**STORED RECORDS:**
....

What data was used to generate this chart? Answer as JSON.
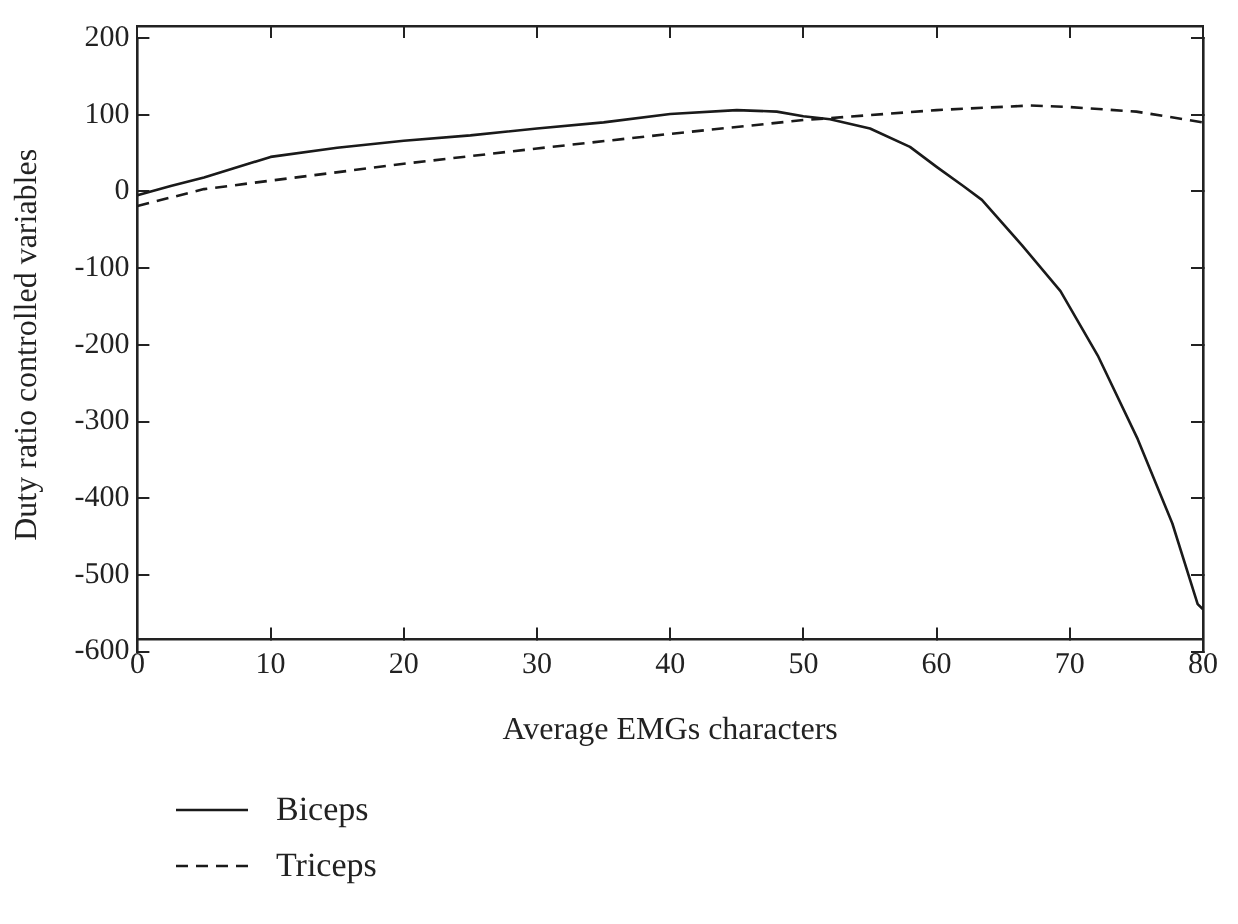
{
  "chart_data": {
    "type": "line",
    "xlabel": "Average EMGs characters",
    "ylabel": "Duty ratio controlled variables",
    "xlim": [
      0,
      80
    ],
    "xticks": [
      0,
      10,
      20,
      30,
      40,
      50,
      60,
      70,
      80
    ],
    "ylim": [
      -600,
      200
    ],
    "yticks": [
      200,
      100,
      0,
      {
        "value": -100,
        "label": "-100"
      },
      {
        "value": -200,
        "label": "-200"
      },
      {
        "value": -300,
        "label": "-300"
      },
      {
        "value": -400,
        "label": "-400"
      },
      {
        "value": -500,
        "label": "-500"
      },
      {
        "value": -600,
        "label": "-600"
      }
    ],
    "grid": false,
    "legend": "bottom left",
    "marker": "none",
    "series": [
      {
        "name": "Biceps",
        "color": "#1a1a1a",
        "line_style": "solid",
        "x": [
          0,
          2.5,
          5,
          10,
          15,
          20,
          25,
          30,
          35,
          40,
          45,
          48,
          50,
          52,
          55,
          58,
          60,
          62,
          63.4,
          66.4,
          69.3,
          72.1,
          75.1,
          77.7,
          79.6,
          80
        ],
        "values": [
          -5,
          7,
          18,
          45,
          57,
          66,
          73,
          82,
          90,
          101,
          106,
          104,
          98,
          94,
          82,
          58,
          32,
          7,
          -11,
          -70,
          -130,
          -214,
          -323,
          -433,
          -538,
          -545
        ]
      },
      {
        "name": "Triceps",
        "color": "#1a1a1a",
        "line_style": "dashed",
        "x": [
          0,
          5,
          10,
          20,
          30,
          40,
          50,
          60,
          67,
          70,
          75,
          80
        ],
        "values": [
          -19,
          3,
          14,
          36,
          56,
          75,
          93,
          106,
          112,
          110,
          104,
          90
        ]
      }
    ]
  }
}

....

**WHAT YOU SHOULD DO:**
All entries are to be retyped exactly. Omit any embedded images.

**RESULT OF THE EXERCISE:**
What data was used to generate this chart? Answer as JSON.
{
  "chart_data": {
    "type": "line",
    "xlabel": "Average EMGs characters",
    "ylabel": "Duty ratio controlled variables",
    "xlim": [
      0,
      80
    ],
    "xticks": [
      0,
      10,
      20,
      30,
      40,
      50,
      60,
      70,
      80
    ],
    "ylim": [
      -600,
      200
    ],
    "yticks": [
      200,
      100,
      0,
      {
        "value": -100,
        "label": "-100"
      },
      {
        "value": -200,
        "label": "-200"
      },
      {
        "value": -300,
        "label": "-300"
      },
      {
        "value": -400,
        "label": "-400"
      },
      {
        "value": -500,
        "label": "-500"
      },
      {
        "value": -600,
        "label": "-600"
      }
    ],
    "grid": false,
    "legend": "bottom left",
    "marker": "none",
    "series": [
      {
        "name": "Biceps",
        "color": "#1a1a1a",
        "line_style": "solid",
        "x": [
          0,
          2.5,
          5,
          10,
          15,
          20,
          25,
          30,
          35,
          40,
          45,
          48,
          50,
          52,
          55,
          58,
          60,
          62,
          63.4,
          66.4,
          69.3,
          72.1,
          75.1,
          77.7,
          79.6,
          80
        ],
        "values": [
          -5,
          7,
          18,
          45,
          57,
          66,
          73,
          82,
          90,
          101,
          106,
          104,
          98,
          94,
          82,
          58,
          32,
          7,
          -11,
          -70,
          -130,
          -214,
          -323,
          -433,
          -538,
          -545
        ]
      },
      {
        "name": "Triceps",
        "color": "#1a1a1a",
        "line_style": "dashed",
        "x": [
          0,
          5,
          10,
          20,
          30,
          40,
          50,
          60,
          67,
          70,
          75,
          80
        ],
        "values": [
          -19,
          3,
          14,
          36,
          56,
          75,
          93,
          106,
          112,
          110,
          104,
          90
        ]
      }
    ]
  }
}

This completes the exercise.